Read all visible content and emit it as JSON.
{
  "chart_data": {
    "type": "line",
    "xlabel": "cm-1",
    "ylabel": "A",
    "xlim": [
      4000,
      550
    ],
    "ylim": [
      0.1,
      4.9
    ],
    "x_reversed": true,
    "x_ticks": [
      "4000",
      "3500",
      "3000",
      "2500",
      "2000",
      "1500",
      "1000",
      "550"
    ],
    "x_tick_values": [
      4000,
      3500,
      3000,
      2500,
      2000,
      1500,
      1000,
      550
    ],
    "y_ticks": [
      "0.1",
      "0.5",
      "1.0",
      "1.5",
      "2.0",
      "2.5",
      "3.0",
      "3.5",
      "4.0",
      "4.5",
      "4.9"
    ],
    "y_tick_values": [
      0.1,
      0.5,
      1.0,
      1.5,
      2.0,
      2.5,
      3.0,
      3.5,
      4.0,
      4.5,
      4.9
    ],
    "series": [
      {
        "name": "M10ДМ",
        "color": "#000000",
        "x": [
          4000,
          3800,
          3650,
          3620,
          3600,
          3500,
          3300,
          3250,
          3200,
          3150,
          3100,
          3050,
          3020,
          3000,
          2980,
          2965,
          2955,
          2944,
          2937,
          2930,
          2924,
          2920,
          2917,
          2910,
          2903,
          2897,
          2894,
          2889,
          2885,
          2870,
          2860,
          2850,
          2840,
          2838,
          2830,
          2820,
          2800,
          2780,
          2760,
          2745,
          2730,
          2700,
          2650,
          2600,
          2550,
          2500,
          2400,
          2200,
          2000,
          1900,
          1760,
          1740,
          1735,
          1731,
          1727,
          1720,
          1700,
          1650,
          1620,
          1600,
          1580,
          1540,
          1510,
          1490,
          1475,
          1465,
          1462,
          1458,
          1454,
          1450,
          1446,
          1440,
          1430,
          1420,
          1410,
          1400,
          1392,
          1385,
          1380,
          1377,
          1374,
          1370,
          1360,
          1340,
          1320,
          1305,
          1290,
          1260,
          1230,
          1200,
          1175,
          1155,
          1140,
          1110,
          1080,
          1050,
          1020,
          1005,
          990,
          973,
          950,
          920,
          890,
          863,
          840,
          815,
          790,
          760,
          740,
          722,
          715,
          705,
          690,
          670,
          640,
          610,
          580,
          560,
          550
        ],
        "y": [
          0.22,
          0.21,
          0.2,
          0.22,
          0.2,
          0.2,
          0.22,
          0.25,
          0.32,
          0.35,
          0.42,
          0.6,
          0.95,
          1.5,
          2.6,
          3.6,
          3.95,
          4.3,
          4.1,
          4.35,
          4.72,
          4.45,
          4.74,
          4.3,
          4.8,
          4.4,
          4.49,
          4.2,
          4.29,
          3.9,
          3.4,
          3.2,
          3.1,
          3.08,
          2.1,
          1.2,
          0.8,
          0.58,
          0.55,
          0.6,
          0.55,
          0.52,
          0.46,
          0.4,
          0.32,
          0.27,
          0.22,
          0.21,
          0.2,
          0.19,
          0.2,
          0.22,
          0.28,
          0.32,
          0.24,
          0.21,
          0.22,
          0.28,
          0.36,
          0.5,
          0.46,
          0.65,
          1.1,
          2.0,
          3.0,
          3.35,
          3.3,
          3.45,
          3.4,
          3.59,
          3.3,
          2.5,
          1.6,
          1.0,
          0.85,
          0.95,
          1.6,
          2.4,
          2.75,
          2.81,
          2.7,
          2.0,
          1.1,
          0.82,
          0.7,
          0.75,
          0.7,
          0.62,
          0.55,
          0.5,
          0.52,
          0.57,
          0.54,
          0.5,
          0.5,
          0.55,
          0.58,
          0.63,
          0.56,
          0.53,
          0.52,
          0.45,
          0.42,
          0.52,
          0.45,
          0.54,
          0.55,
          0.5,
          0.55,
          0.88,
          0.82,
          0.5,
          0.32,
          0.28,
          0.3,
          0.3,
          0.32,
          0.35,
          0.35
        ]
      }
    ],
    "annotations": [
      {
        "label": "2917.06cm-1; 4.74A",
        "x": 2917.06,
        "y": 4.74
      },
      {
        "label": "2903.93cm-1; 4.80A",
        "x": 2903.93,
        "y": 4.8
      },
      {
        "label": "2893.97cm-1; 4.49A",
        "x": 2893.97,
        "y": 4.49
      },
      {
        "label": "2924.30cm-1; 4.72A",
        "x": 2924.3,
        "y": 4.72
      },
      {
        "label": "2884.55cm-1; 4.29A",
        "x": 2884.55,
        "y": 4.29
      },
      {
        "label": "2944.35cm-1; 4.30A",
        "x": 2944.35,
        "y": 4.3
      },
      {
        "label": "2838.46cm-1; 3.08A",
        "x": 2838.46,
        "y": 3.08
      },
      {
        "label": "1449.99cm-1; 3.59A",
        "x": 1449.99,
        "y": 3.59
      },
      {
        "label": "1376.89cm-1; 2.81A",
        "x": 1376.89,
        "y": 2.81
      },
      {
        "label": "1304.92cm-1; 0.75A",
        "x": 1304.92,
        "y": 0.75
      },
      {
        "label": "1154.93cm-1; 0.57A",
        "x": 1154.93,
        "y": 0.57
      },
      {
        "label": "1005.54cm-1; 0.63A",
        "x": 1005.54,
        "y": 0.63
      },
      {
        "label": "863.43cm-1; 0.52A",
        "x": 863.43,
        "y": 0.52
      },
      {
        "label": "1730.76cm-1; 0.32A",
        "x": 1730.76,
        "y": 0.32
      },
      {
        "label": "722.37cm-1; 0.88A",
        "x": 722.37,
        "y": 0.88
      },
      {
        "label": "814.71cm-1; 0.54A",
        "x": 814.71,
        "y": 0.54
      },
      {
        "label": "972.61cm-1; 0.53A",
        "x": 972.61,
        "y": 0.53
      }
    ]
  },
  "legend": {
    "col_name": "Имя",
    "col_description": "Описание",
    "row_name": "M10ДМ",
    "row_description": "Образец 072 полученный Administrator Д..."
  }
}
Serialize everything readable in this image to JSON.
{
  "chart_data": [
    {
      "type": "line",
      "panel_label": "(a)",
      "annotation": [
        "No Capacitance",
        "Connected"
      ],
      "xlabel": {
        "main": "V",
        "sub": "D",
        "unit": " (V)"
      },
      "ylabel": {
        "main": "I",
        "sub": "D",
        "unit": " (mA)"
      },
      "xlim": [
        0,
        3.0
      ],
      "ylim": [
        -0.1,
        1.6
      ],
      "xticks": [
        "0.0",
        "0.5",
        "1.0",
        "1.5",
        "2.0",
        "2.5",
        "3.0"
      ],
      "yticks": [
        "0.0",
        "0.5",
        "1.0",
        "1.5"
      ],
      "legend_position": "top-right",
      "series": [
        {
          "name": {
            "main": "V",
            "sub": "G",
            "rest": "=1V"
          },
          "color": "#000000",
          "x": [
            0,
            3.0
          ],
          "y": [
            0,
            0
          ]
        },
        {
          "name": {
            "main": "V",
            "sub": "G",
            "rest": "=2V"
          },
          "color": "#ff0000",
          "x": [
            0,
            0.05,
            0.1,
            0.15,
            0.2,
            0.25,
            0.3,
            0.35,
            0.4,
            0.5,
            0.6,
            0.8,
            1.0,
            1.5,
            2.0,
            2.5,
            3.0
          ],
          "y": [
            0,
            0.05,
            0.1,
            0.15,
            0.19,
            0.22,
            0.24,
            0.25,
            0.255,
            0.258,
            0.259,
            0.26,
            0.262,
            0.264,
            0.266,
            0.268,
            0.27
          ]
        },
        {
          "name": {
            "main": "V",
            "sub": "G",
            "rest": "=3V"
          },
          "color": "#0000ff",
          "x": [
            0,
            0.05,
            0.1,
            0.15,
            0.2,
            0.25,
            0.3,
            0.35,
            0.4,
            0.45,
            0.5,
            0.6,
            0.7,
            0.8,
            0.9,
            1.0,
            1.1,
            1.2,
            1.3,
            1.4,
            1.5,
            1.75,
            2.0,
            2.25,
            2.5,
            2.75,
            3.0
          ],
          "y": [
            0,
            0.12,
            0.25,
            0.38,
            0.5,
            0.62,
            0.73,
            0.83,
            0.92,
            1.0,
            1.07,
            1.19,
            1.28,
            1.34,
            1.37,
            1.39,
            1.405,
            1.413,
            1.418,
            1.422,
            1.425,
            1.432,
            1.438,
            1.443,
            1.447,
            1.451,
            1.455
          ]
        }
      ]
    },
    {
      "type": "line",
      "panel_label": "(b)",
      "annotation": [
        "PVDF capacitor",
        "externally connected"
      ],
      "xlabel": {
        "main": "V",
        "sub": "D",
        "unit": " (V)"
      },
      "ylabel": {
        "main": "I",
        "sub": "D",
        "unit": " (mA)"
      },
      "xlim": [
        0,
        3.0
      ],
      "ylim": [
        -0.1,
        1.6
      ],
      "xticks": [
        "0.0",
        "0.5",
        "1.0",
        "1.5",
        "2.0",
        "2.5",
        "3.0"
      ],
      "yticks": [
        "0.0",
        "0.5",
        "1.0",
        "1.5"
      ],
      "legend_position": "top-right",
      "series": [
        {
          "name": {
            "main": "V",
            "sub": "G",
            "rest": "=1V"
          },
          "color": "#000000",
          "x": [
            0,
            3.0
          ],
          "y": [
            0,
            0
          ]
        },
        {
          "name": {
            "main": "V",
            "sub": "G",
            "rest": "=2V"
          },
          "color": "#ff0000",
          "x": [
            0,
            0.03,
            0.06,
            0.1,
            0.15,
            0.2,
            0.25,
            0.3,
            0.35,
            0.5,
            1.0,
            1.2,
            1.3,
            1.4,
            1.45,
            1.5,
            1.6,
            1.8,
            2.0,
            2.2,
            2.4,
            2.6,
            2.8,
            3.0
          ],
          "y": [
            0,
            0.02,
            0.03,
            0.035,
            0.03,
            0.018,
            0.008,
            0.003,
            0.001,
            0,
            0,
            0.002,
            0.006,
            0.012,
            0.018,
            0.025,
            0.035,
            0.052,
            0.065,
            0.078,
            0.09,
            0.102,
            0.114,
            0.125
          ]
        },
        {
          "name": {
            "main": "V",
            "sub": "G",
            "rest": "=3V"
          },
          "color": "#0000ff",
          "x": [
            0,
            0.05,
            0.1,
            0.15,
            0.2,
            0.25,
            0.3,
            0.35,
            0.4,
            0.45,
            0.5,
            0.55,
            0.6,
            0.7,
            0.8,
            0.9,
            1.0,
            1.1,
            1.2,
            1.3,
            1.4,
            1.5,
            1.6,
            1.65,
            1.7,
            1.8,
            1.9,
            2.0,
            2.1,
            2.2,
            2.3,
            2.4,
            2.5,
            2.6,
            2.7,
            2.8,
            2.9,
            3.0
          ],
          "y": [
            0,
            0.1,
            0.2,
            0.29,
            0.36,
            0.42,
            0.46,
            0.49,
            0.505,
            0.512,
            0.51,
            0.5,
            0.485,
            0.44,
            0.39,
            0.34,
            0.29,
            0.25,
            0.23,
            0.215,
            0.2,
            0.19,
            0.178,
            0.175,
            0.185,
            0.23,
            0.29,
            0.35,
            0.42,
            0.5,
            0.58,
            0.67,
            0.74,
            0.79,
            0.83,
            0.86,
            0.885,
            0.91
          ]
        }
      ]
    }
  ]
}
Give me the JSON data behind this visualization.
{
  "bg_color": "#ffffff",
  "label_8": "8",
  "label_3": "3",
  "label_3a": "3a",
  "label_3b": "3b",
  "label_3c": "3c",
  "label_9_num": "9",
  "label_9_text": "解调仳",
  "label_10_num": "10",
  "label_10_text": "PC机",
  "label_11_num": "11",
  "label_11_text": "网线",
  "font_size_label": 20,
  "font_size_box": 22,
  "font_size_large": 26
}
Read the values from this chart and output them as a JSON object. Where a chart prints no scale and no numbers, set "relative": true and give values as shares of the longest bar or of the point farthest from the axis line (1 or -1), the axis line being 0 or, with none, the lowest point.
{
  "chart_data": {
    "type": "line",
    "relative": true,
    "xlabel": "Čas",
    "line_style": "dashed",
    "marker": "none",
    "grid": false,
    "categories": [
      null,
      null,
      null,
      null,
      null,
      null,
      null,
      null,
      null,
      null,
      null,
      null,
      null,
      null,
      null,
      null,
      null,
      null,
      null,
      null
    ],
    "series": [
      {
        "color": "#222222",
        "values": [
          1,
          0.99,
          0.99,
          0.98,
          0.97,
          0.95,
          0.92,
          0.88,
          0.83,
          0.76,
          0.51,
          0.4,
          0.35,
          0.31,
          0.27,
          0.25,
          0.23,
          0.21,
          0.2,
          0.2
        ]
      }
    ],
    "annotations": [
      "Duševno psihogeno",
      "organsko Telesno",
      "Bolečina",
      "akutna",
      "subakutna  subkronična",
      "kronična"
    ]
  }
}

***

Your instructions
Only the lines from the one containing "Read the values" through the end of the material should be reproduced, exactly, with both ends included.

Solution to the exercise
Read the values from this chart and output them as a JSON object. Where a chart prints no scale and no numbers, set "relative": true and give values as shares of the longest bar or of the point farthest from the axis line (1 or -1), the axis line being 0 or, with none, the lowest point.
{
  "chart_data": {
    "type": "line",
    "relative": true,
    "xlabel": "Čas",
    "line_style": "dashed",
    "marker": "none",
    "grid": false,
    "categories": [
      null,
      null,
      null,
      null,
      null,
      null,
      null,
      null,
      null,
      null,
      null,
      null,
      null,
      null,
      null,
      null,
      null,
      null,
      null,
      null
    ],
    "series": [
      {
        "color": "#222222",
        "values": [
          1,
          0.99,
          0.99,
          0.98,
          0.97,
          0.95,
          0.92,
          0.88,
          0.83,
          0.76,
          0.51,
          0.4,
          0.35,
          0.31,
          0.27,
          0.25,
          0.23,
          0.21,
          0.2,
          0.2
        ]
      }
    ],
    "annotations": [
      "Duševno psihogeno",
      "organsko Telesno",
      "Bolečina",
      "akutna",
      "subakutna  subkronična",
      "kronična"
    ]
  }
}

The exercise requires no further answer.